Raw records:

▼▼▼

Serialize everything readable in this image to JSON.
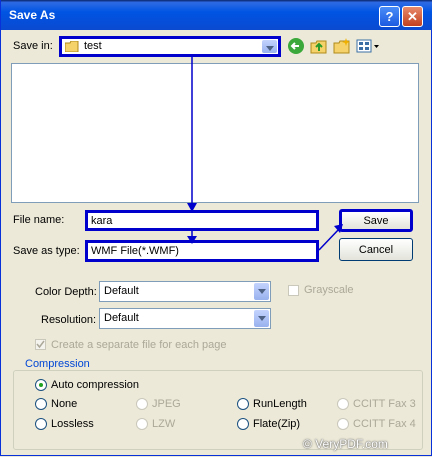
{
  "window": {
    "title": "Save As"
  },
  "titlebar": {
    "help_label": "?",
    "close_label": "✕"
  },
  "save_in": {
    "label": "Save in:",
    "value": "test"
  },
  "toolbar": {
    "icons": [
      "back-icon",
      "up-folder-icon",
      "new-folder-icon",
      "views-menu-icon"
    ]
  },
  "file_name": {
    "label": "File name:",
    "value": "kara"
  },
  "save_as_type": {
    "label": "Save as type:",
    "value": "WMF File(*.WMF)"
  },
  "buttons": {
    "save": "Save",
    "cancel": "Cancel"
  },
  "options": {
    "color_depth": {
      "label": "Color Depth:",
      "value": "Default"
    },
    "resolution": {
      "label": "Resolution:",
      "value": "Default"
    },
    "grayscale": "Grayscale",
    "separate_file": "Create a separate file for each page"
  },
  "compression": {
    "label": "Compression",
    "auto": "Auto compression",
    "none": "None",
    "jpeg": "JPEG",
    "runlength": "RunLength",
    "ccitt3": "CCITT Fax 3",
    "lossless": "Lossless",
    "lzw": "LZW",
    "flate": "Flate(Zip)",
    "ccitt4": "CCITT Fax 4"
  },
  "watermark": "© VeryPDF.com",
  "colors": {
    "highlight": "#0000cc",
    "title_bar": "#0054e3",
    "face": "#ece9d8"
  }
}
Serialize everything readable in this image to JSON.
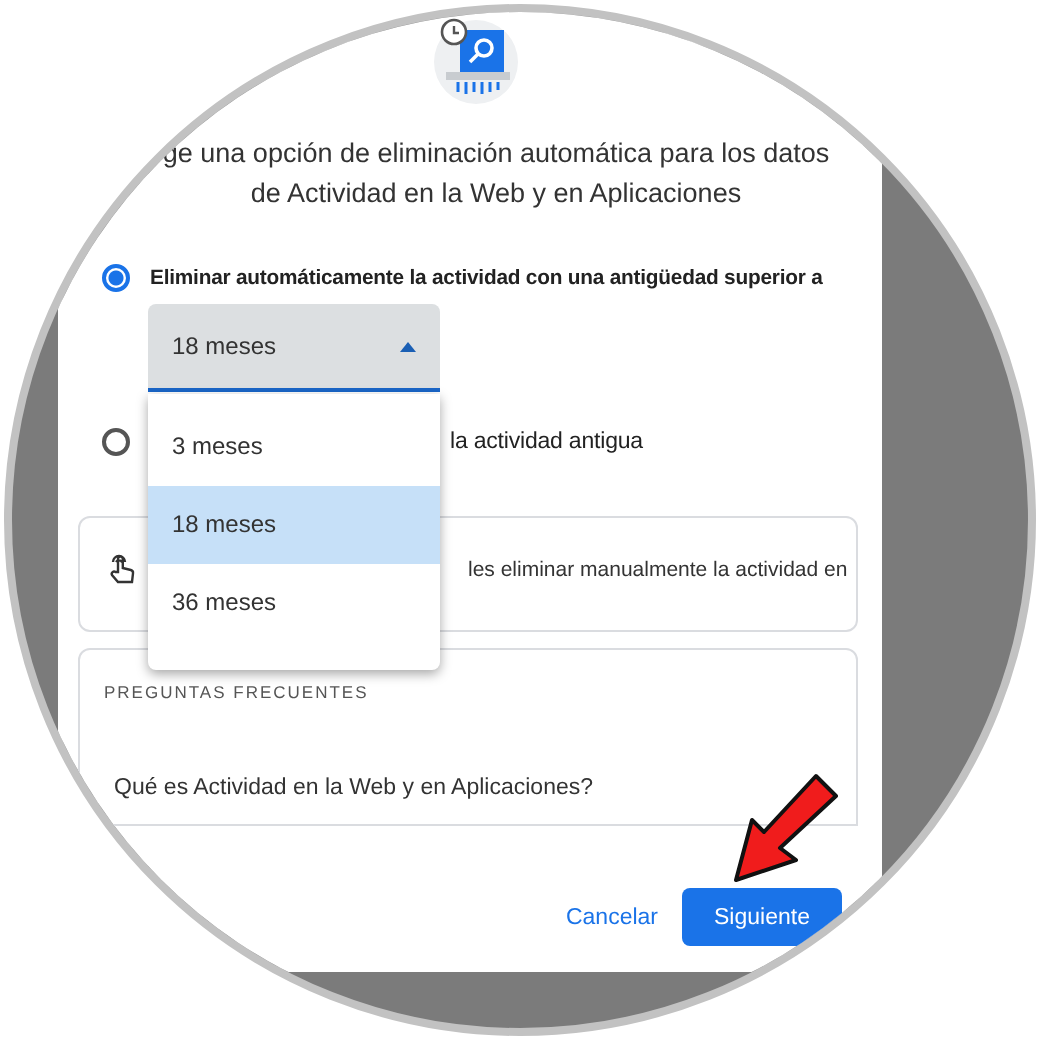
{
  "dialog": {
    "title_lines": [
      "ge una opción de eliminación automática para los datos",
      "de Actividad en la Web y en Aplicaciones"
    ],
    "options": [
      {
        "label": "Eliminar automáticamente la actividad con una antigüedad superior a",
        "selected": true
      },
      {
        "label": "la actividad antigua",
        "selected": false
      }
    ],
    "select": {
      "value": "18 meses",
      "expanded": true
    },
    "menu": [
      {
        "label": "3 meses",
        "selected": false
      },
      {
        "label": "18 meses",
        "selected": true
      },
      {
        "label": "36 meses",
        "selected": false
      }
    ],
    "manual_card": {
      "text": "les eliminar manualmente la actividad en"
    },
    "faq": {
      "heading": "PREGUNTAS FRECUENTES",
      "items": [
        "Qué es Actividad en la Web y en Aplicaciones?"
      ]
    },
    "buttons": [
      {
        "label": "Cancelar",
        "kind": "text"
      },
      {
        "label": "Siguiente",
        "kind": "primary"
      }
    ]
  }
}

▲▲▲

**Problem requirements:**
Copy out all the data without changing anything, and drop the pictures.

**Written solution:**
Serialize everything readable in this image to JSON.
{
  "window": {
    "title": "Save As"
  },
  "titlebar": {
    "help_label": "?",
    "close_label": "✕"
  },
  "save_in": {
    "label": "Save in:",
    "value": "test"
  },
  "toolbar": {
    "icons": [
      "back-icon",
      "up-folder-icon",
      "new-folder-icon",
      "views-menu-icon"
    ]
  },
  "file_name": {
    "label": "File name:",
    "value": "kara"
  },
  "save_as_type": {
    "label": "Save as type:",
    "value": "WMF File(*.WMF)"
  },
  "buttons": {
    "save": "Save",
    "cancel": "Cancel"
  },
  "options": {
    "color_depth": {
      "label": "Color Depth:",
      "value": "Default"
    },
    "resolution": {
      "label": "Resolution:",
      "value": "Default"
    },
    "grayscale": "Grayscale",
    "separate_file": "Create a separate file for each page"
  },
  "compression": {
    "label": "Compression",
    "auto": "Auto compression",
    "none": "None",
    "jpeg": "JPEG",
    "runlength": "RunLength",
    "ccitt3": "CCITT Fax 3",
    "lossless": "Lossless",
    "lzw": "LZW",
    "flate": "Flate(Zip)",
    "ccitt4": "CCITT Fax 4"
  },
  "watermark": "© VeryPDF.com",
  "colors": {
    "highlight": "#0000cc",
    "title_bar": "#0054e3",
    "face": "#ece9d8"
  }
}
Serialize everything readable in this image to JSON.
{
  "dialog": {
    "title_lines": [
      "ge una opción de eliminación automática para los datos",
      "de Actividad en la Web y en Aplicaciones"
    ],
    "options": [
      {
        "label": "Eliminar automáticamente la actividad con una antigüedad superior a",
        "selected": true
      },
      {
        "label": "la actividad antigua",
        "selected": false
      }
    ],
    "select": {
      "value": "18 meses",
      "expanded": true
    },
    "menu": [
      {
        "label": "3 meses",
        "selected": false
      },
      {
        "label": "18 meses",
        "selected": true
      },
      {
        "label": "36 meses",
        "selected": false
      }
    ],
    "manual_card": {
      "text": "les eliminar manualmente la actividad en"
    },
    "faq": {
      "heading": "PREGUNTAS FRECUENTES",
      "items": [
        "Qué es Actividad en la Web y en Aplicaciones?"
      ]
    },
    "buttons": [
      {
        "label": "Cancelar",
        "kind": "text"
      },
      {
        "label": "Siguiente",
        "kind": "primary"
      }
    ]
  }
}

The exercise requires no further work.